Raw records
#####

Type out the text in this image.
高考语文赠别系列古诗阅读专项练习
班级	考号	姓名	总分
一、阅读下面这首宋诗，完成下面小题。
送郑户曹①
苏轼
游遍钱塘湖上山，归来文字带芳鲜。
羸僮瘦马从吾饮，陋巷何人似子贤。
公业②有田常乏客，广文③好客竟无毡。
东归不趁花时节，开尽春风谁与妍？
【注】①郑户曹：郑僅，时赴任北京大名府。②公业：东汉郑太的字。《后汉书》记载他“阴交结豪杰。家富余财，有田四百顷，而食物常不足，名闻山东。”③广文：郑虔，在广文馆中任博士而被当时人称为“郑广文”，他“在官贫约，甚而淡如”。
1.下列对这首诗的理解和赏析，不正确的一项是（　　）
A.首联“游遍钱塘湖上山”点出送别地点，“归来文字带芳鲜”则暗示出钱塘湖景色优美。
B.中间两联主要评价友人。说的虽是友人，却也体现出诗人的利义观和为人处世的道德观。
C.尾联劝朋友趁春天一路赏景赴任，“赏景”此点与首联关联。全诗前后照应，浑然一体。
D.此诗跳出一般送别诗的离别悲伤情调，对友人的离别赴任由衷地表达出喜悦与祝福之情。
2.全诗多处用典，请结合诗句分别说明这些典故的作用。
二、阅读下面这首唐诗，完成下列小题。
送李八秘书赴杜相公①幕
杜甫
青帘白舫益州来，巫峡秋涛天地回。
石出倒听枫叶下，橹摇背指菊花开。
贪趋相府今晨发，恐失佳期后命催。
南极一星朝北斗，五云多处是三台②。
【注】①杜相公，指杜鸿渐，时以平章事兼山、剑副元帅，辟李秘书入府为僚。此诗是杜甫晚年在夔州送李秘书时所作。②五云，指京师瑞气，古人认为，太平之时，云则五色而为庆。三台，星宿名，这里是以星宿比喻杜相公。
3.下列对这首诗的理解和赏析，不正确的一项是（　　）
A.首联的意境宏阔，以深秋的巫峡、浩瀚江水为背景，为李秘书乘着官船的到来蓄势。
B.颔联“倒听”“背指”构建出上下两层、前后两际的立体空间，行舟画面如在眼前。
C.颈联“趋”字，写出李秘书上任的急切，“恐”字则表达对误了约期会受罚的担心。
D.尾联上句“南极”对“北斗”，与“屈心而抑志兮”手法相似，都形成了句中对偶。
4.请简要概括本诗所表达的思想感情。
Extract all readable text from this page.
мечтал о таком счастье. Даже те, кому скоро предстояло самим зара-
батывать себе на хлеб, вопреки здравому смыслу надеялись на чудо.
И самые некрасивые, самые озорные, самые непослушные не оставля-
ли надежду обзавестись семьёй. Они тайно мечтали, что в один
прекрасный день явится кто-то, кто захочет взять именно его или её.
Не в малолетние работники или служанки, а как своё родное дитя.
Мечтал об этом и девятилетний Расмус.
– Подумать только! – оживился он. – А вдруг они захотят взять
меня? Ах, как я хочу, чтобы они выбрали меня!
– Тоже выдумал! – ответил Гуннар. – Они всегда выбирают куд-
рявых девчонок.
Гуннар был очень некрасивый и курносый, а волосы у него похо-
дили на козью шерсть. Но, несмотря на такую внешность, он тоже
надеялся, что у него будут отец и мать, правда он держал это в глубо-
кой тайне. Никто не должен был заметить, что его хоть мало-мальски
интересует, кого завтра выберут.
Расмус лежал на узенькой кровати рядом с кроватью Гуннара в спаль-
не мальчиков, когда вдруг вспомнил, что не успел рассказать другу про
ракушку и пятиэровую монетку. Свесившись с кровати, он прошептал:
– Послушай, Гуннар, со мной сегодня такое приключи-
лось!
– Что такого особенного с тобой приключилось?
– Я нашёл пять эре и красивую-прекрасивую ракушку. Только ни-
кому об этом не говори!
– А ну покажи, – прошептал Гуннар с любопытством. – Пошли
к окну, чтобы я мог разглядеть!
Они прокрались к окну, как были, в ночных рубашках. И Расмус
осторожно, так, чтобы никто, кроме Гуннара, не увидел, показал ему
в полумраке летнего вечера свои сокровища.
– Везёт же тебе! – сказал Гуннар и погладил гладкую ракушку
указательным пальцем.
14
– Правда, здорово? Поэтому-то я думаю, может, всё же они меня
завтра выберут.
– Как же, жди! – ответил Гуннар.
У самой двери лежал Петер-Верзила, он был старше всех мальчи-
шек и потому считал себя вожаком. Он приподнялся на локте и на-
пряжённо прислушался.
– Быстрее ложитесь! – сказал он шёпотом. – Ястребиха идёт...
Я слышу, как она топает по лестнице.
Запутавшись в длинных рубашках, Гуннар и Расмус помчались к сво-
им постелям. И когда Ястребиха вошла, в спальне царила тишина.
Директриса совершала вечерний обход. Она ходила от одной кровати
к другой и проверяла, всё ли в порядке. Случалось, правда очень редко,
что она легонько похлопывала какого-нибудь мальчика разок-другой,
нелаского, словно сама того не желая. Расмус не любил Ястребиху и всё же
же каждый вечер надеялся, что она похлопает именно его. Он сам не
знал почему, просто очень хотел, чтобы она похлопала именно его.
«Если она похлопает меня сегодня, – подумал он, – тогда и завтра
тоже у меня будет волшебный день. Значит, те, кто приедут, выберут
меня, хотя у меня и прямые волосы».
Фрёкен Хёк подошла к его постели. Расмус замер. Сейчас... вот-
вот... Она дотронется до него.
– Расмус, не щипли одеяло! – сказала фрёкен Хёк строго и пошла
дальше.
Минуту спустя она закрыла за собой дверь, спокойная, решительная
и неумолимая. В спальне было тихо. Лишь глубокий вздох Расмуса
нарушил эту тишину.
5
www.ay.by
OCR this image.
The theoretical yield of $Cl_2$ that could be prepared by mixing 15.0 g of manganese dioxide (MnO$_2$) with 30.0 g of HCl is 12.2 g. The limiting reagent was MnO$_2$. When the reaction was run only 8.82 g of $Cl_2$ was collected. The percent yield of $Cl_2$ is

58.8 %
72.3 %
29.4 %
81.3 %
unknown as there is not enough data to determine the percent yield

#####

» **Instructions for the task**:
Copy down every line of the material above that includes the string "归来文字带芳鲜".

» **Solution to the exercise**:
游遍钱塘湖上山，归来文字带芳鲜。
A.首联“游遍钱塘湖上山”点出送别地点，“归来文字带芳鲜”则暗示出钱塘湖景色优美。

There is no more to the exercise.